▶ **Entries supplied**:
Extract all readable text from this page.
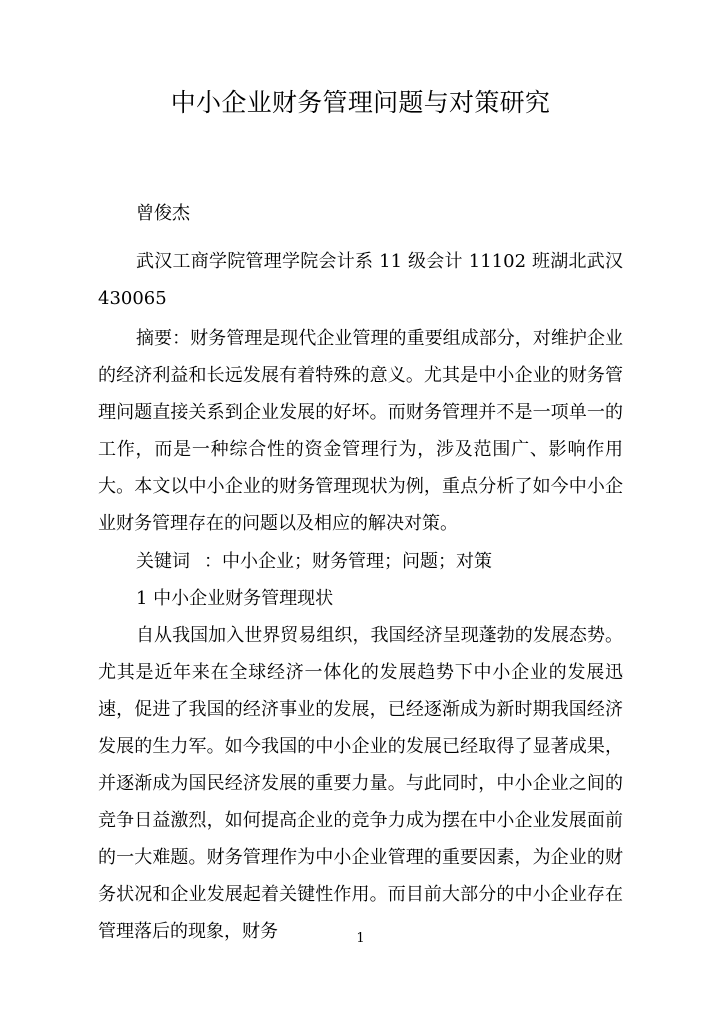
中小企业财务管理问题与对策研究
曾俊杰
武汉工商学院管理学院会计系 11 级会计 11102 班湖北武汉 430065
摘要：财务管理是现代企业管理的重要组成部分，对维护企业的经济利益和长远发展有着特殊的意义。尤其是中小企业的财务管理问题直接关系到企业发展的好坏。而财务管理并不是一项单一的工作，而是一种综合性的资金管理行为，涉及范围广、影响作用大。本文以中小企业的财务管理现状为例，重点分析了如今中小企业财务管理存在的问题以及相应的解决对策。
关键词 ：中小企业；财务管理；问题；对策
1 中小企业财务管理现状
自从我国加入世界贸易组织，我国经济呈现蓬勃的发展态势。尤其是近年来在全球经济一体化的发展趋势下中小企业的发展迅速，促进了我国的经济事业的发展，已经逐渐成为新时期我国经济发展的生力军。如今我国的中小企业的发展已经取得了显著成果，并逐渐成为国民经济发展的重要力量。与此同时，中小企业之间的竞争日益激烈，如何提高企业的竞争力成为摆在中小企业发展面前的一大难题。财务管理作为中小企业管理的重要因素，为企业的财务状况和企业发展起着关键性作用。而目前大部分的中小企业存在管理落后的现象，财务	1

▶ **What is expected**:
Leave out the pictures and give the rest of the records again exactly.

▶ **The result**:
Extract all readable text from this page.
中小企业财务管理问题与对策研究
曾俊杰
武汉工商学院管理学院会计系 11 级会计 11102 班湖北武汉 430065
摘要：财务管理是现代企业管理的重要组成部分，对维护企业的经济利益和长远发展有着特殊的意义。尤其是中小企业的财务管理问题直接关系到企业发展的好坏。而财务管理并不是一项单一的工作，而是一种综合性的资金管理行为，涉及范围广、影响作用大。本文以中小企业的财务管理现状为例，重点分析了如今中小企业财务管理存在的问题以及相应的解决对策。
关键词 ：中小企业；财务管理；问题；对策
1 中小企业财务管理现状
自从我国加入世界贸易组织，我国经济呈现蓬勃的发展态势。尤其是近年来在全球经济一体化的发展趋势下中小企业的发展迅速，促进了我国的经济事业的发展，已经逐渐成为新时期我国经济发展的生力军。如今我国的中小企业的发展已经取得了显著成果，并逐渐成为国民经济发展的重要力量。与此同时，中小企业之间的竞争日益激烈，如何提高企业的竞争力成为摆在中小企业发展面前的一大难题。财务管理作为中小企业管理的重要因素，为企业的财务状况和企业发展起着关键性作用。而目前大部分的中小企业存在管理落后的现象，财务	1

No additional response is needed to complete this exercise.